• GOAL
Please print the part of the records that opens with the line containing "Text: STO-500: STO-500 xyxy=(366,94,406,103)" and closes with the line containing "What are the", reproducing each line exactly.

• MATERIAL FOR THIS EXERCISE

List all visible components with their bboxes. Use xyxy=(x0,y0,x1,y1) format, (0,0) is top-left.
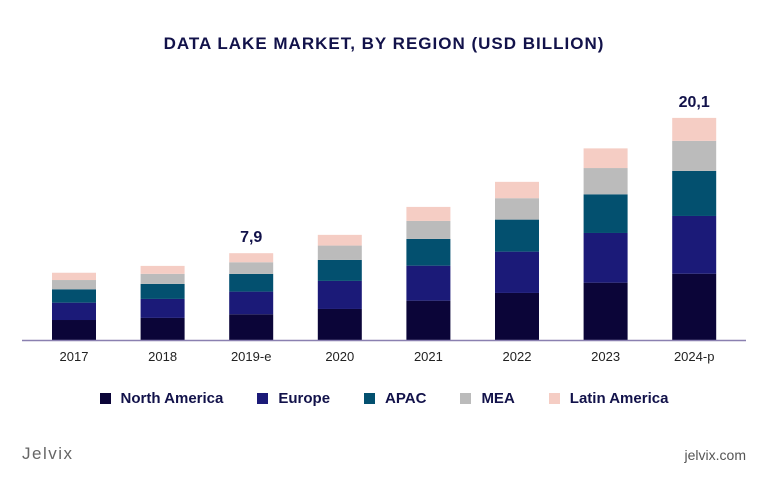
site-url: jelvix.com xyxy=(684,447,746,463)
legend-label: MEA xyxy=(481,390,515,407)
bar-segment-apac xyxy=(495,219,539,252)
bar-segment-north-america xyxy=(317,308,362,340)
x-tick-label: 2017 xyxy=(60,349,89,364)
legend-label: North America xyxy=(120,390,224,407)
jelvix-logo: Jelvix xyxy=(22,444,74,463)
bar-segment-europe xyxy=(672,215,717,274)
legend-swatch xyxy=(548,393,560,404)
bar-segment-europe xyxy=(317,280,362,309)
bar-segment-north-america xyxy=(52,320,96,340)
bar-segment-north-america xyxy=(672,273,717,340)
legend-label: Latin America xyxy=(569,390,669,407)
bar-segment-mea xyxy=(52,280,96,290)
bar-segment-apac xyxy=(672,170,717,216)
legend-swatch xyxy=(364,393,376,404)
legend-label: APAC xyxy=(385,390,427,407)
bar-segment-latin-america xyxy=(583,148,628,169)
bar-segment-apac xyxy=(583,194,628,233)
bar-segment-mea xyxy=(406,220,451,239)
bar-segment-europe xyxy=(140,298,185,318)
bar-segment-mea xyxy=(672,140,717,171)
legend-swatch xyxy=(257,393,269,404)
legend: North America Europe APAC MEA Latin America xyxy=(0,390,768,407)
bar-segment-mea xyxy=(495,198,539,220)
bar-segment-apac xyxy=(52,289,96,303)
bar-segment-north-america xyxy=(406,300,451,340)
chart-title: DATA LAKE MARKET, BY REGION (USD BILLION… xyxy=(163,34,605,53)
bar-segment-apac xyxy=(317,259,362,281)
legend-label: Europe xyxy=(278,390,331,407)
bar-segment-north-america xyxy=(140,317,185,340)
legend-item: APAC xyxy=(364,390,426,407)
bar-segment-north-america xyxy=(583,282,628,340)
bar-segment-apac xyxy=(140,283,185,299)
bar-segment-mea xyxy=(229,262,274,274)
bar-segment-mea xyxy=(583,168,628,195)
legend-item: North America xyxy=(99,390,224,407)
data-label: 20,1 xyxy=(679,94,710,111)
x-tick-label: 2022 xyxy=(503,349,532,364)
bar-segment-europe xyxy=(406,265,451,301)
x-tick-label: 2020 xyxy=(325,349,354,364)
bar-segment-europe xyxy=(583,232,628,283)
bar-segment-europe xyxy=(52,302,96,321)
x-tick-label: 2023 xyxy=(591,349,620,364)
bar-segment-latin-america xyxy=(140,265,185,274)
x-tick-label: 2018 xyxy=(148,349,177,364)
legend-item: MEA xyxy=(460,390,515,407)
x-tick-label: 2021 xyxy=(414,349,443,364)
bar-segment-latin-america xyxy=(52,272,96,281)
bar-segment-latin-america xyxy=(229,253,274,263)
bar-segment-north-america xyxy=(495,292,539,340)
bar-segment-mea xyxy=(317,245,362,260)
bar-segment-latin-america xyxy=(406,206,451,221)
x-tick-label: 2024-p xyxy=(674,349,714,364)
bar-segment-latin-america xyxy=(495,181,539,199)
x-tick-label: 2019-e xyxy=(231,349,271,364)
data-label: 7,9 xyxy=(240,229,262,246)
bar-segment-apac xyxy=(229,273,274,292)
legend-item: Latin America xyxy=(548,390,669,407)
legend-swatch xyxy=(99,393,111,404)
bar-segment-europe xyxy=(495,251,539,293)
bar-segment-north-america xyxy=(229,314,274,340)
legend-item: Europe xyxy=(257,390,330,407)
legend-swatch xyxy=(460,393,472,404)
bar-segment-apac xyxy=(406,238,451,266)
bar-segment-europe xyxy=(229,291,274,315)
bar-segment-mea xyxy=(140,273,185,284)
bar-segment-latin-america xyxy=(672,117,717,141)
bar-segment-latin-america xyxy=(317,234,362,246)
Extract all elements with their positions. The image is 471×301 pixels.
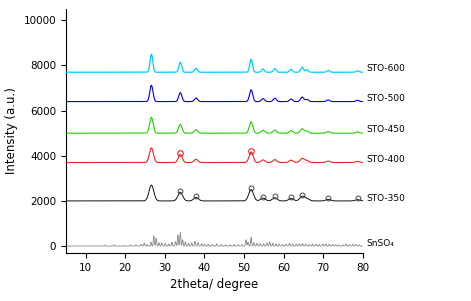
Text: STO-500: STO-500 xyxy=(366,94,406,103)
Text: STO-600: STO-600 xyxy=(366,64,406,73)
Text: STO-350: STO-350 xyxy=(366,194,406,203)
Text: STO-450: STO-450 xyxy=(366,125,406,134)
Y-axis label: Intensity (a.u.): Intensity (a.u.) xyxy=(5,88,18,174)
Text: STO-400: STO-400 xyxy=(366,155,406,164)
X-axis label: 2theta/ degree: 2theta/ degree xyxy=(170,278,259,291)
Text: SnSO₄: SnSO₄ xyxy=(366,239,395,248)
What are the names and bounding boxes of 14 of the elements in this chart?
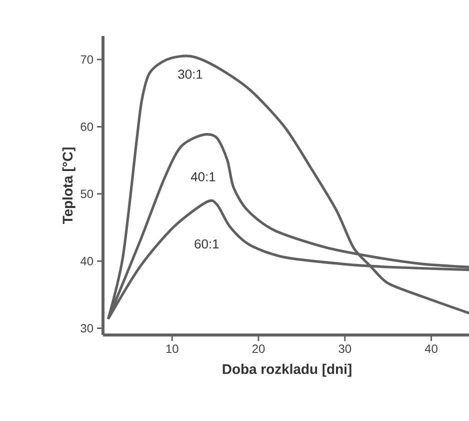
y-axis-title: Teplota [°C] bbox=[62, 148, 76, 224]
x-tick-label: 40 bbox=[424, 344, 438, 353]
x-tick-label: 10 bbox=[166, 344, 178, 353]
series-label: 60:1 bbox=[194, 239, 219, 249]
y-tick-label: 30 bbox=[80, 324, 94, 333]
x-tick-label: 30 bbox=[338, 344, 352, 353]
y-tick-label: 40 bbox=[80, 256, 94, 266]
y-tick-label: 50 bbox=[80, 190, 94, 198]
x-tick-label: 20 bbox=[252, 344, 265, 353]
series-label: 30:1 bbox=[178, 70, 202, 79]
y-tick-label: 60 bbox=[80, 122, 94, 131]
x-axis-title: Doba rozkladu [dni] bbox=[222, 364, 352, 377]
series-label: 40:1 bbox=[190, 172, 216, 182]
y-tick-label: 70 bbox=[80, 55, 94, 64]
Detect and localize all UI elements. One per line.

• IN RESPONSE
Text: STO-500: STO-500 xyxy=(366,94,406,103)
Text: STO-600: STO-600 xyxy=(366,64,406,73)
Text: STO-350: STO-350 xyxy=(366,194,406,203)
Text: STO-450: STO-450 xyxy=(366,125,406,134)
Y-axis label: Intensity (a.u.): Intensity (a.u.) xyxy=(5,88,18,174)
Text: STO-400: STO-400 xyxy=(366,155,406,164)
X-axis label: 2theta/ degree: 2theta/ degree xyxy=(170,278,259,291)
Text: SnSO₄: SnSO₄ xyxy=(366,239,395,248)
What are the names and bounding boxes of 14 of the elements in this chart?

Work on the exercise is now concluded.